* begin Given information *

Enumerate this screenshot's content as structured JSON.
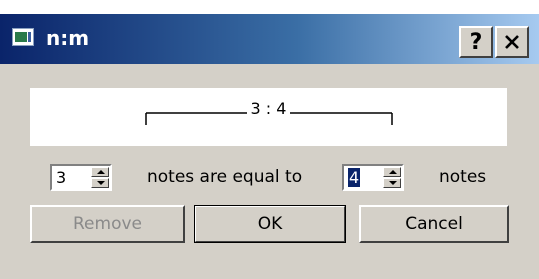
{
  "window": {
    "title": "n:m",
    "help_label": "?",
    "close_icon": "close-icon",
    "app_icon": "app-icon"
  },
  "preview": {
    "ratio_text": "3 : 4"
  },
  "ratio": {
    "left_value": "3",
    "middle_text": "notes are equal to",
    "right_value": "4",
    "right_text": "notes"
  },
  "buttons": {
    "remove": "Remove",
    "ok": "OK",
    "cancel": "Cancel"
  },
  "colors": {
    "title_gradient_start": "#0a246a",
    "title_gradient_end": "#a6caf0",
    "dialog_bg": "#d4d0c8",
    "selection": "#0a246a"
  }
}
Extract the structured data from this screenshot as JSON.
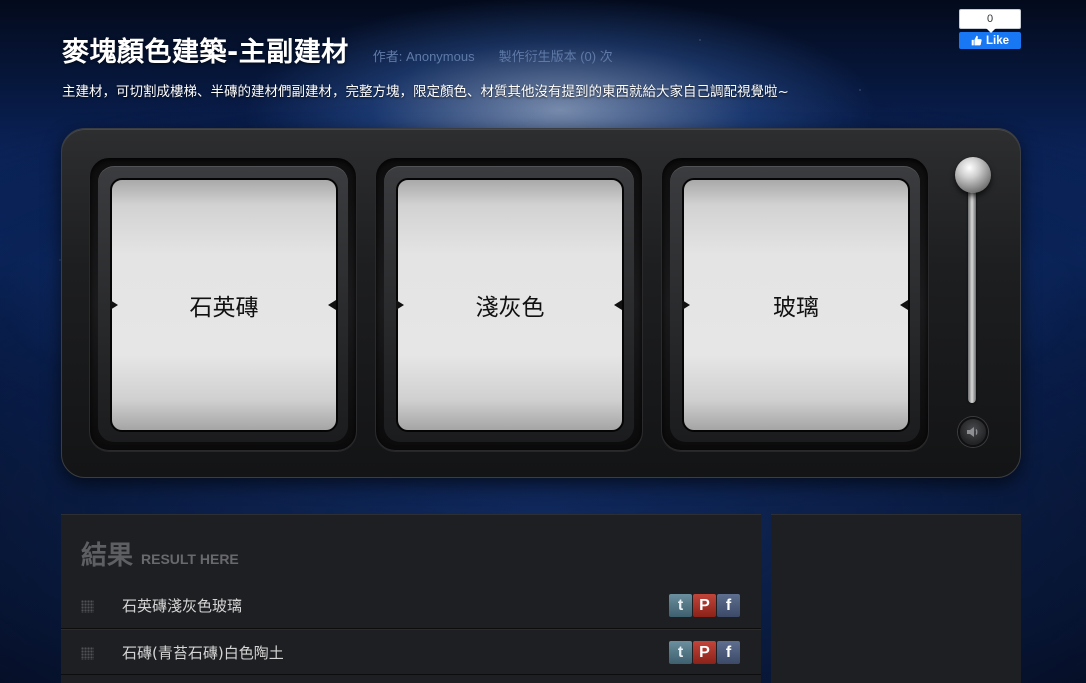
{
  "header": {
    "title": "麥塊顏色建築-主副建材",
    "author": "作者: Anonymous",
    "versions": "製作衍生版本 (0) 次",
    "description": "主建材，可切割成樓梯、半磚的建材們副建材，完整方塊，限定顏色、材質其他沒有提到的東西就給大家自己調配視覺啦~"
  },
  "facebook": {
    "count": "0",
    "like_label": "Like"
  },
  "slot_machine": {
    "reels": [
      {
        "value": "石英磚"
      },
      {
        "value": "淺灰色"
      },
      {
        "value": "玻璃"
      }
    ],
    "icons": {
      "lever": "lever-knob",
      "sound": "speaker-icon"
    }
  },
  "results": {
    "title": "結果",
    "subtitle": "RESULT HERE",
    "rows": [
      {
        "text": "石英磚淺灰色玻璃"
      },
      {
        "text": "石磚(青苔石磚)白色陶土"
      }
    ],
    "share_icons": [
      "twitter-icon",
      "plurk-icon",
      "facebook-icon"
    ]
  },
  "colors": {
    "background": "#0b2a66",
    "panel": "#1e1f22",
    "reel_face": "#e4e4e4",
    "facebook_blue": "#1877f2"
  }
}
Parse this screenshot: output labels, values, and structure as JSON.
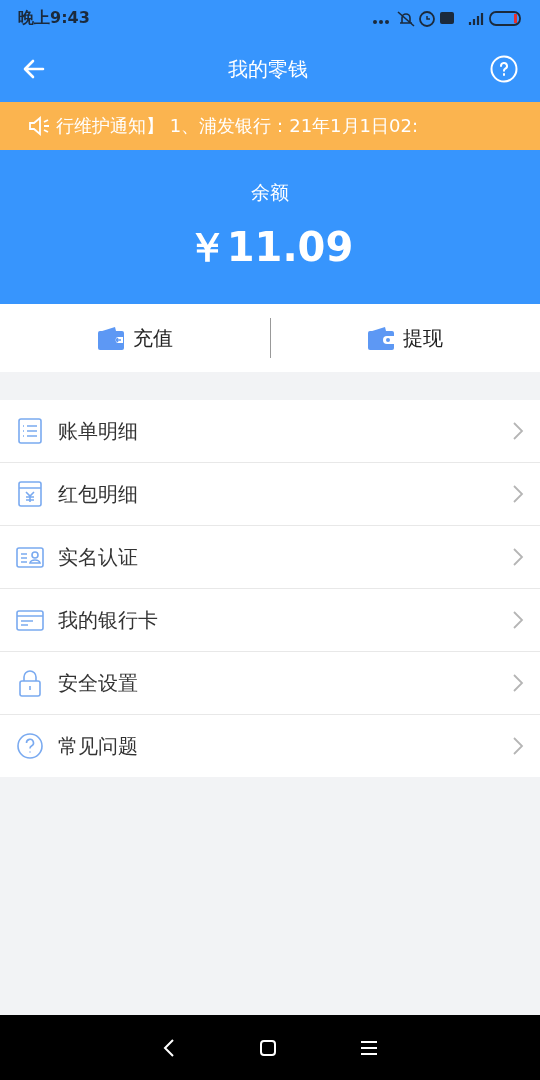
{
  "status_bar": {
    "time": "晚上9:43"
  },
  "nav": {
    "title": "我的零钱"
  },
  "notice": {
    "text": "行维护通知】 1、浦发银行：21年1月1日02:"
  },
  "balance": {
    "label": "余额",
    "amount": "￥11.09"
  },
  "actions": [
    {
      "kind": "recharge",
      "label": "充值"
    },
    {
      "kind": "withdraw",
      "label": "提现"
    }
  ],
  "menu": [
    {
      "kind": "list",
      "label": "账单明细"
    },
    {
      "kind": "redpacket",
      "label": "红包明细"
    },
    {
      "kind": "idcard",
      "label": "实名认证"
    },
    {
      "kind": "card",
      "label": "我的银行卡"
    },
    {
      "kind": "lock",
      "label": "安全设置"
    },
    {
      "kind": "help",
      "label": "常见问题"
    }
  ]
}
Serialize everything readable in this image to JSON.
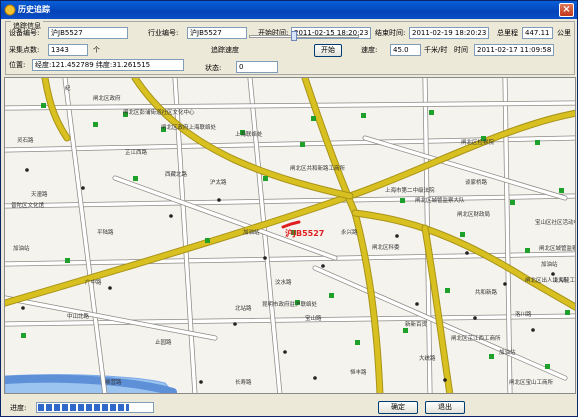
{
  "window": {
    "title": "历史追踪",
    "close": "×"
  },
  "panel": {
    "group_title": "追踪信息",
    "device_label": "设备编号:",
    "device_value": "沪JB5527",
    "industry_label": "行业编号:",
    "industry_value": "沪JB5527",
    "start_label": "开始时间:",
    "start_value": "2011-02-15 18:20:23",
    "end_label": "结束时间:",
    "end_value": "2011-02-19 18:20:23",
    "mileage_label": "总里程",
    "mileage_value": "447.11",
    "mileage_unit": "公里",
    "points_label": "采集点数:",
    "points_value": "1343",
    "points_unit": "个",
    "speed_label": "追踪速度",
    "start_button": "开始",
    "speed2_label": "速度:",
    "speed2_value": "45.0",
    "speed2_unit": "千米/时",
    "time_label": "时间",
    "time_value": "2011-02-17 11:09:58",
    "position_label": "位置:",
    "position_value": "经度:121.452789 纬度:31.261515",
    "status_label": "状态:",
    "status_value": "0"
  },
  "map": {
    "vehicle_label": "沪JB5527",
    "places": [
      "纪",
      "闸北区政府",
      "闸北区彭浦街道社区文化中心",
      "闸北区政府上海联络处",
      "上海联络处",
      "闸北区共和新路工商所",
      "上海市第二中级法院",
      "闸北区城管监察大队",
      "闸北区检察院",
      "闸北区财政局",
      "加油站",
      "闸北区科委",
      "宝山区社区活动中心",
      "闸北区城管监察大队",
      "普陀区文化馆",
      "加油站",
      "昆明市政府驻沪联络处",
      "新新百货",
      "闸北区芷江西工商所",
      "加油站",
      "加油站",
      "上海轻工工商所",
      "闸北区出人境大队",
      "闸北区宝山工商所",
      "止园路",
      "汶水路",
      "共和新路",
      "广中路",
      "永兴路",
      "中山北路",
      "天潼路",
      "芷江西路",
      "沪太路",
      "宝山路",
      "大统路",
      "恒丰路",
      "柳营路",
      "长寿路",
      "谈家桥路",
      "灵石路",
      "西藏北路",
      "平陆路",
      "洛川路",
      "北站路"
    ],
    "colors": {
      "highway": "#D8C020",
      "highway_edge": "#A89418",
      "road": "#FFFFFF",
      "road_edge": "#8E8A84",
      "marker_green": "#1FA02A",
      "route_red": "#E02020"
    }
  },
  "bottom": {
    "progress_label": "进度:",
    "progress_percent": 80,
    "ok_button": "确定",
    "exit_button": "退出"
  }
}
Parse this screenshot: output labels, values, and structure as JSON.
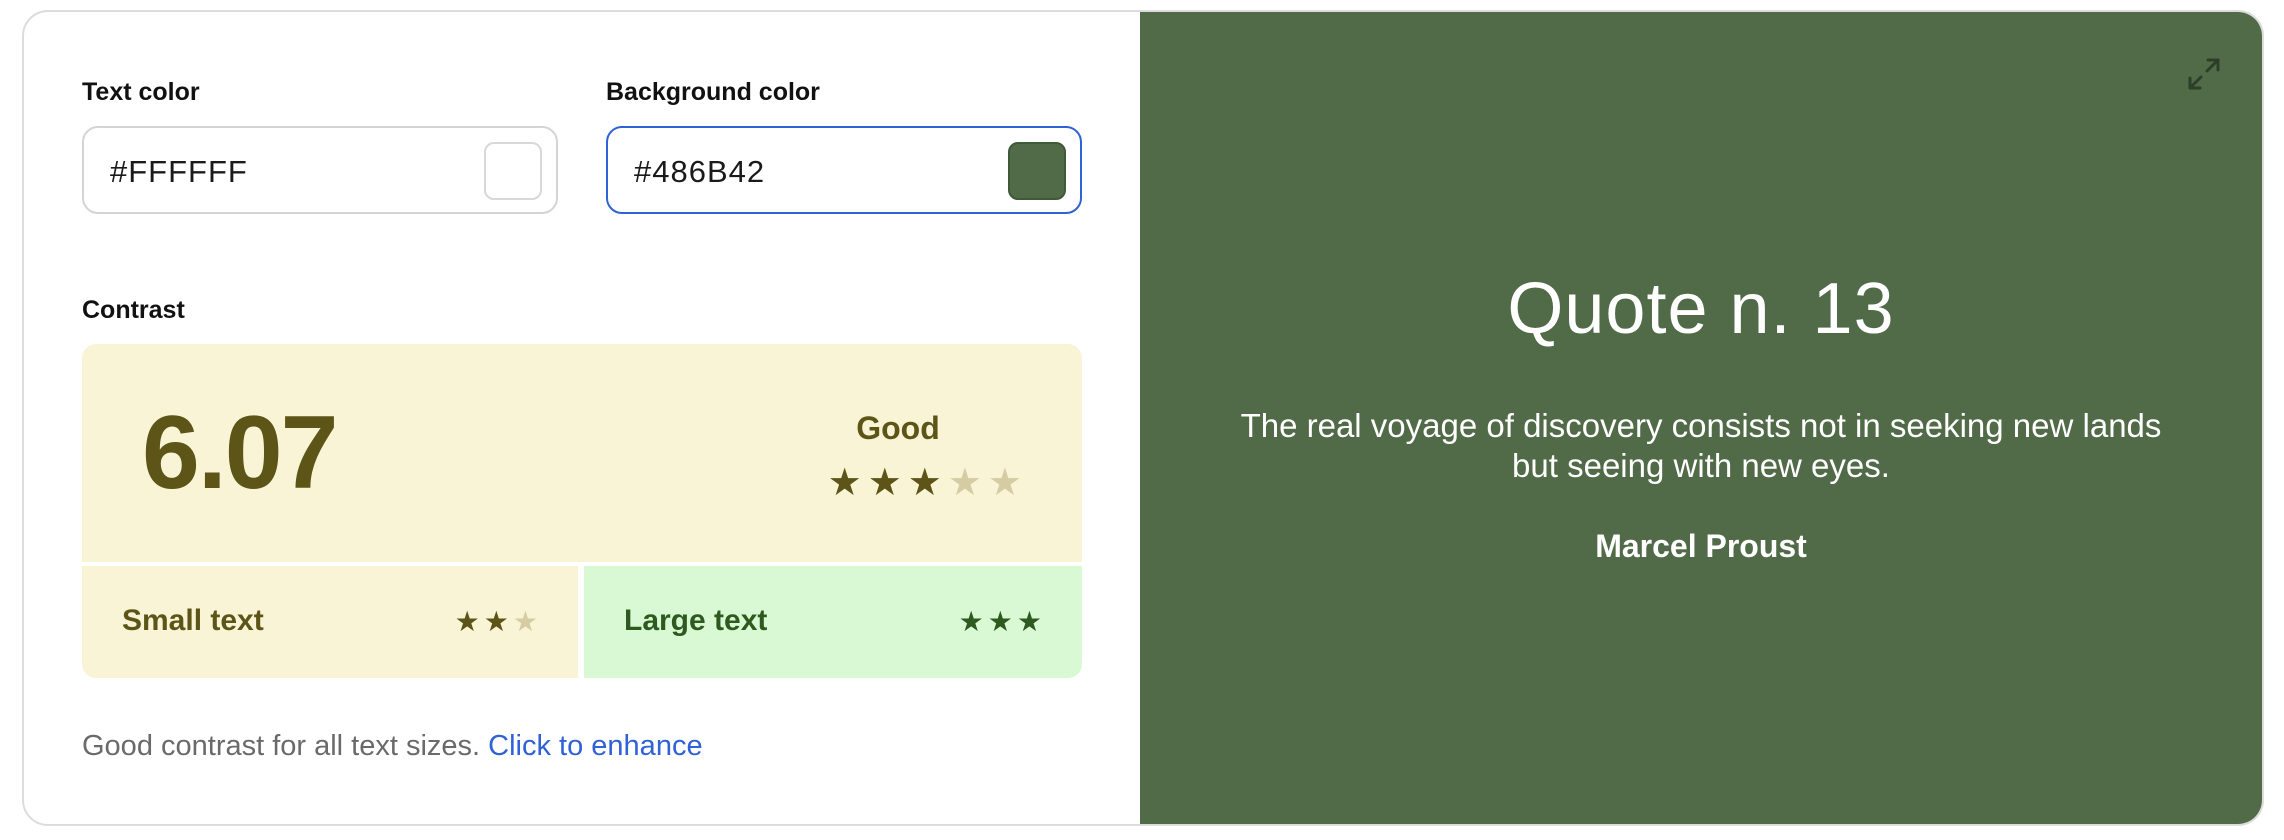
{
  "editor": {
    "text_color_label": "Text color",
    "text_color_value": "#FFFFFF",
    "text_color_swatch": "#FFFFFF",
    "background_color_label": "Background color",
    "background_color_value": "#486B42",
    "background_color_swatch": "#516B48"
  },
  "contrast": {
    "label": "Contrast",
    "ratio": "6.07",
    "rating": "Good",
    "rating_stars": 3,
    "rating_stars_max": 5,
    "small_text_label": "Small text",
    "small_text_stars": 2,
    "small_text_stars_max": 3,
    "large_text_label": "Large text",
    "large_text_stars": 3,
    "large_text_stars_max": 3
  },
  "footer": {
    "message": "Good contrast for all text sizes. ",
    "link": "Click to enhance"
  },
  "preview": {
    "expand_icon": "expand-icon",
    "title": "Quote n. 13",
    "quote": "The real voyage of discovery consists not in seeking new lands but seeing with new eyes.",
    "author": "Marcel Proust"
  },
  "colors": {
    "accent": "#2F62D6",
    "preview_bg": "#516B48",
    "good_text": "#5D5418",
    "good_bg": "#F9F4D5",
    "large_bg": "#D9F9D4",
    "large_text": "#2E5A1F"
  }
}
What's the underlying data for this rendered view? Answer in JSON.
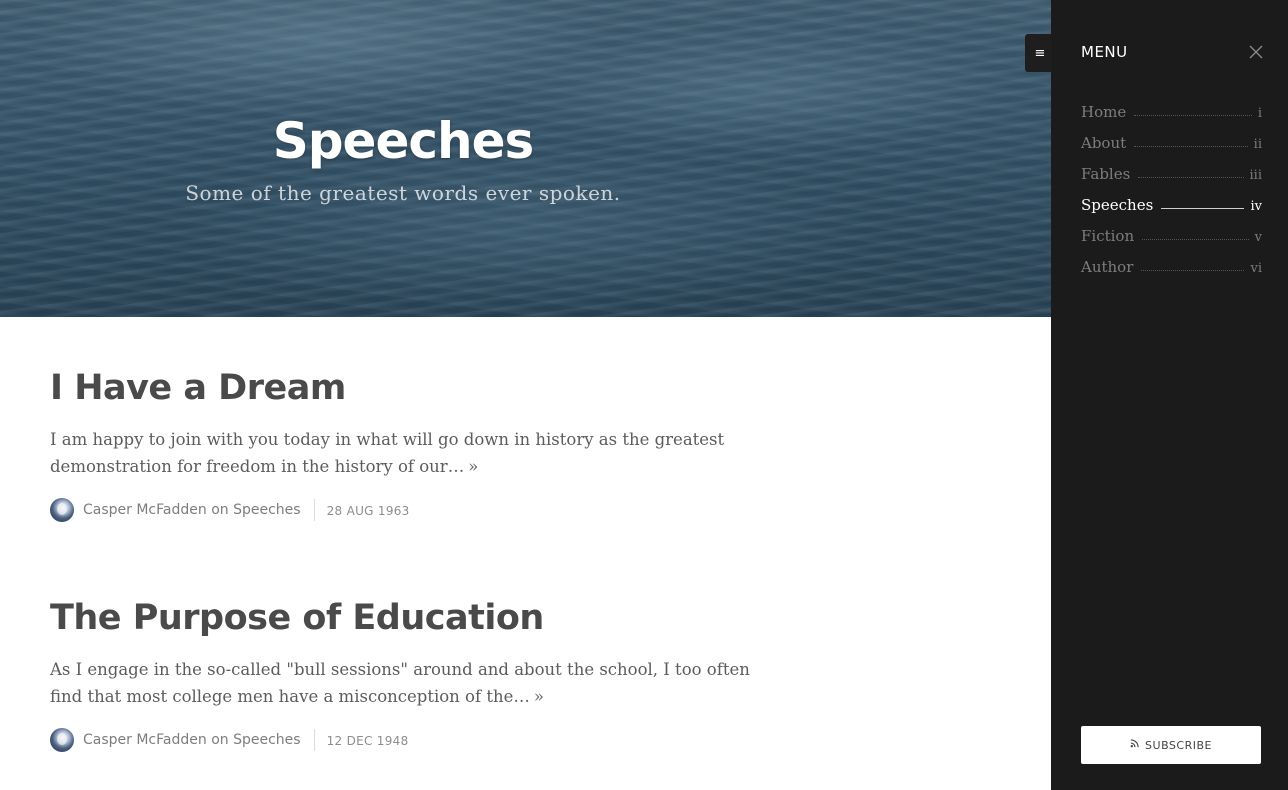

* end Given information *

- **Stated goal**:
Quote the material exactly. Pictures stay out.

- **Solution**:
Enumerate this screenshot's content as structured JSON.
{
  "window": {
    "title": "n:m",
    "help_label": "?",
    "close_icon": "close-icon",
    "app_icon": "app-icon"
  },
  "preview": {
    "ratio_text": "3 : 4"
  },
  "ratio": {
    "left_value": "3",
    "middle_text": "notes are equal to",
    "right_value": "4",
    "right_text": "notes"
  },
  "buttons": {
    "remove": "Remove",
    "ok": "OK",
    "cancel": "Cancel"
  },
  "colors": {
    "title_gradient_start": "#0a246a",
    "title_gradient_end": "#a6caf0",
    "dialog_bg": "#d4d0c8",
    "selection": "#0a246a"
  }
}
Extract the structured data from this screenshot as JSON.
{
  "header": {
    "title": "麥塊顏色建築-主副建材",
    "author": "作者: Anonymous",
    "versions": "製作衍生版本 (0) 次",
    "description": "主建材，可切割成樓梯、半磚的建材們副建材，完整方塊，限定顏色、材質其他沒有提到的東西就給大家自己調配視覺啦~"
  },
  "facebook": {
    "count": "0",
    "like_label": "Like"
  },
  "slot_machine": {
    "reels": [
      {
        "value": "石英磚"
      },
      {
        "value": "淺灰色"
      },
      {
        "value": "玻璃"
      }
    ],
    "icons": {
      "lever": "lever-knob",
      "sound": "speaker-icon"
    }
  },
  "results": {
    "title": "結果",
    "subtitle": "RESULT HERE",
    "rows": [
      {
        "text": "石英磚淺灰色玻璃"
      },
      {
        "text": "石磚(青苔石磚)白色陶土"
      }
    ],
    "share_icons": [
      "twitter-icon",
      "plurk-icon",
      "facebook-icon"
    ]
  },
  "colors": {
    "background": "#0b2a66",
    "panel": "#1e1f22",
    "reel_face": "#e4e4e4",
    "facebook_blue": "#1877f2"
  }
}
Parse this screenshot: output labels, values, and structure as JSON.
{
  "status_bar": {
    "time": "晚上9:43"
  },
  "nav": {
    "title": "我的零钱"
  },
  "notice": {
    "text": "行维护通知】 1、浦发银行：21年1月1日02:"
  },
  "balance": {
    "label": "余额",
    "amount": "￥11.09"
  },
  "actions": [
    {
      "kind": "recharge",
      "label": "充值"
    },
    {
      "kind": "withdraw",
      "label": "提现"
    }
  ],
  "menu": [
    {
      "kind": "list",
      "label": "账单明细"
    },
    {
      "kind": "redpacket",
      "label": "红包明细"
    },
    {
      "kind": "idcard",
      "label": "实名认证"
    },
    {
      "kind": "card",
      "label": "我的银行卡"
    },
    {
      "kind": "lock",
      "label": "安全设置"
    },
    {
      "kind": "help",
      "label": "常见问题"
    }
  ]
}
Serialize everything readable in this image to JSON.
{
  "window": {
    "title": "历史追踪",
    "close": "×"
  },
  "panel": {
    "group_title": "追踪信息",
    "device_label": "设备编号:",
    "device_value": "沪JB5527",
    "industry_label": "行业编号:",
    "industry_value": "沪JB5527",
    "start_label": "开始时间:",
    "start_value": "2011-02-15 18:20:23",
    "end_label": "结束时间:",
    "end_value": "2011-02-19 18:20:23",
    "mileage_label": "总里程",
    "mileage_value": "447.11",
    "mileage_unit": "公里",
    "points_label": "采集点数:",
    "points_value": "1343",
    "points_unit": "个",
    "speed_label": "追踪速度",
    "start_button": "开始",
    "speed2_label": "速度:",
    "speed2_value": "45.0",
    "speed2_unit": "千米/时",
    "time_label": "时间",
    "time_value": "2011-02-17 11:09:58",
    "position_label": "位置:",
    "position_value": "经度:121.452789 纬度:31.261515",
    "status_label": "状态:",
    "status_value": "0"
  },
  "map": {
    "vehicle_label": "沪JB5527",
    "places": [
      "纪",
      "闸北区政府",
      "闸北区彭浦街道社区文化中心",
      "闸北区政府上海联络处",
      "上海联络处",
      "闸北区共和新路工商所",
      "上海市第二中级法院",
      "闸北区城管监察大队",
      "闸北区检察院",
      "闸北区财政局",
      "加油站",
      "闸北区科委",
      "宝山区社区活动中心",
      "闸北区城管监察大队",
      "普陀区文化馆",
      "加油站",
      "昆明市政府驻沪联络处",
      "新新百货",
      "闸北区芷江西工商所",
      "加油站",
      "加油站",
      "上海轻工工商所",
      "闸北区出人境大队",
      "闸北区宝山工商所",
      "止园路",
      "汶水路",
      "共和新路",
      "广中路",
      "永兴路",
      "中山北路",
      "天潼路",
      "芷江西路",
      "沪太路",
      "宝山路",
      "大统路",
      "恒丰路",
      "柳营路",
      "长寿路",
      "谈家桥路",
      "灵石路",
      "西藏北路",
      "平陆路",
      "洛川路",
      "北站路"
    ],
    "colors": {
      "highway": "#D8C020",
      "highway_edge": "#A89418",
      "road": "#FFFFFF",
      "road_edge": "#8E8A84",
      "marker_green": "#1FA02A",
      "route_red": "#E02020"
    }
  },
  "bottom": {
    "progress_label": "进度:",
    "progress_percent": 80,
    "ok_button": "确定",
    "exit_button": "退出"
  }
}
Parse this screenshot: output labels, values, and structure as JSON.
{
  "editor": {
    "text_color_label": "Text color",
    "text_color_value": "#FFFFFF",
    "text_color_swatch": "#FFFFFF",
    "background_color_label": "Background color",
    "background_color_value": "#486B42",
    "background_color_swatch": "#516B48"
  },
  "contrast": {
    "label": "Contrast",
    "ratio": "6.07",
    "rating": "Good",
    "rating_stars": 3,
    "rating_stars_max": 5,
    "small_text_label": "Small text",
    "small_text_stars": 2,
    "small_text_stars_max": 3,
    "large_text_label": "Large text",
    "large_text_stars": 3,
    "large_text_stars_max": 3
  },
  "footer": {
    "message": "Good contrast for all text sizes. ",
    "link": "Click to enhance"
  },
  "preview": {
    "expand_icon": "expand-icon",
    "title": "Quote n. 13",
    "quote": "The real voyage of discovery consists not in seeking new lands but seeing with new eyes.",
    "author": "Marcel Proust"
  },
  "colors": {
    "accent": "#2F62D6",
    "preview_bg": "#516B48",
    "good_text": "#5D5418",
    "good_bg": "#F9F4D5",
    "large_bg": "#D9F9D4",
    "large_text": "#2E5A1F"
  }
}
What's the underlying data for this rendered view? Answer in JSON.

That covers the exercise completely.